Dataset entries
=====
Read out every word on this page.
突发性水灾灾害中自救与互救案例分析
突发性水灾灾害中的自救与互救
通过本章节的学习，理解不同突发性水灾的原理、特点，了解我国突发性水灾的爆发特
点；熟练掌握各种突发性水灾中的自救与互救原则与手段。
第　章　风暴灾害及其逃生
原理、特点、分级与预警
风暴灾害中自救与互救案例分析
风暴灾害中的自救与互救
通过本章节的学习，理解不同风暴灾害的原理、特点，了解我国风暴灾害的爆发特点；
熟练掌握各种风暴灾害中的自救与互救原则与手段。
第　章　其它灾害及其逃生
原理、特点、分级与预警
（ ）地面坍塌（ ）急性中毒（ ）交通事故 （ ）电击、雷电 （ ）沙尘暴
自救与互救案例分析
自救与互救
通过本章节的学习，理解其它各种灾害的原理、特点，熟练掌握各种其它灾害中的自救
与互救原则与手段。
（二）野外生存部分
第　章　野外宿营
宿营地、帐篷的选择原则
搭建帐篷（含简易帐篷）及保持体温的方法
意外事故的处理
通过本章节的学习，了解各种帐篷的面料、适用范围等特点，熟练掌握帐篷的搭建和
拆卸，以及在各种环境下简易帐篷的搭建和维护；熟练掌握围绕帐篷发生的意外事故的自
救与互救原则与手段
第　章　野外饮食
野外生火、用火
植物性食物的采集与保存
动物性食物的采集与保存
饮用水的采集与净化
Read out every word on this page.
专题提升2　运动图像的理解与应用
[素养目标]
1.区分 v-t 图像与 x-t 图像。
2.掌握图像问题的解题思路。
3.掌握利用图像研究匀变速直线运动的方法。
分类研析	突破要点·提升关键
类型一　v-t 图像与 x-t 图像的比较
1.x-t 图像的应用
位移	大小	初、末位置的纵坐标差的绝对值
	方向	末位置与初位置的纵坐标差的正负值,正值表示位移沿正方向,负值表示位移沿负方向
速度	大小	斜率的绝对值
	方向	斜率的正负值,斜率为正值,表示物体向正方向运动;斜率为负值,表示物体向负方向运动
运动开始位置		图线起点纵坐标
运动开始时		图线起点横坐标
=====
**WHAT YOU HAVE TO DO**
Output all of the material, please, exactly as it stands.

**OUTPUT BELOW**
Read out every word on this page.
突发性水灾灾害中自救与互救案例分析
突发性水灾灾害中的自救与互救
通过本章节的学习，理解不同突发性水灾的原理、特点，了解我国突发性水灾的爆发特
点；熟练掌握各种突发性水灾中的自救与互救原则与手段。
第　章　风暴灾害及其逃生
原理、特点、分级与预警
风暴灾害中自救与互救案例分析
风暴灾害中的自救与互救
通过本章节的学习，理解不同风暴灾害的原理、特点，了解我国风暴灾害的爆发特点；
熟练掌握各种风暴灾害中的自救与互救原则与手段。
第　章　其它灾害及其逃生
原理、特点、分级与预警
（ ）地面坍塌（ ）急性中毒（ ）交通事故 （ ）电击、雷电 （ ）沙尘暴
自救与互救案例分析
自救与互救
通过本章节的学习，理解其它各种灾害的原理、特点，熟练掌握各种其它灾害中的自救
与互救原则与手段。
（二）野外生存部分
第　章　野外宿营
宿营地、帐篷的选择原则
搭建帐篷（含简易帐篷）及保持体温的方法
意外事故的处理
通过本章节的学习，了解各种帐篷的面料、适用范围等特点，熟练掌握帐篷的搭建和
拆卸，以及在各种环境下简易帐篷的搭建和维护；熟练掌握围绕帐篷发生的意外事故的自
救与互救原则与手段
第　章　野外饮食
野外生火、用火
植物性食物的采集与保存
动物性食物的采集与保存
饮用水的采集与净化
Read out every word on this page.
专题提升2　运动图像的理解与应用
[素养目标]
1.区分 v-t 图像与 x-t 图像。
2.掌握图像问题的解题思路。
3.掌握利用图像研究匀变速直线运动的方法。
分类研析	突破要点·提升关键
类型一　v-t 图像与 x-t 图像的比较
1.x-t 图像的应用
位移	大小	初、末位置的纵坐标差的绝对值
	方向	末位置与初位置的纵坐标差的正负值,正值表示位移沿正方向,负值表示位移沿负方向
速度	大小	斜率的绝对值
	方向	斜率的正负值,斜率为正值,表示物体向正方向运动;斜率为负值,表示物体向负方向运动
运动开始位置		图线起点纵坐标
运动开始时		图线起点横坐标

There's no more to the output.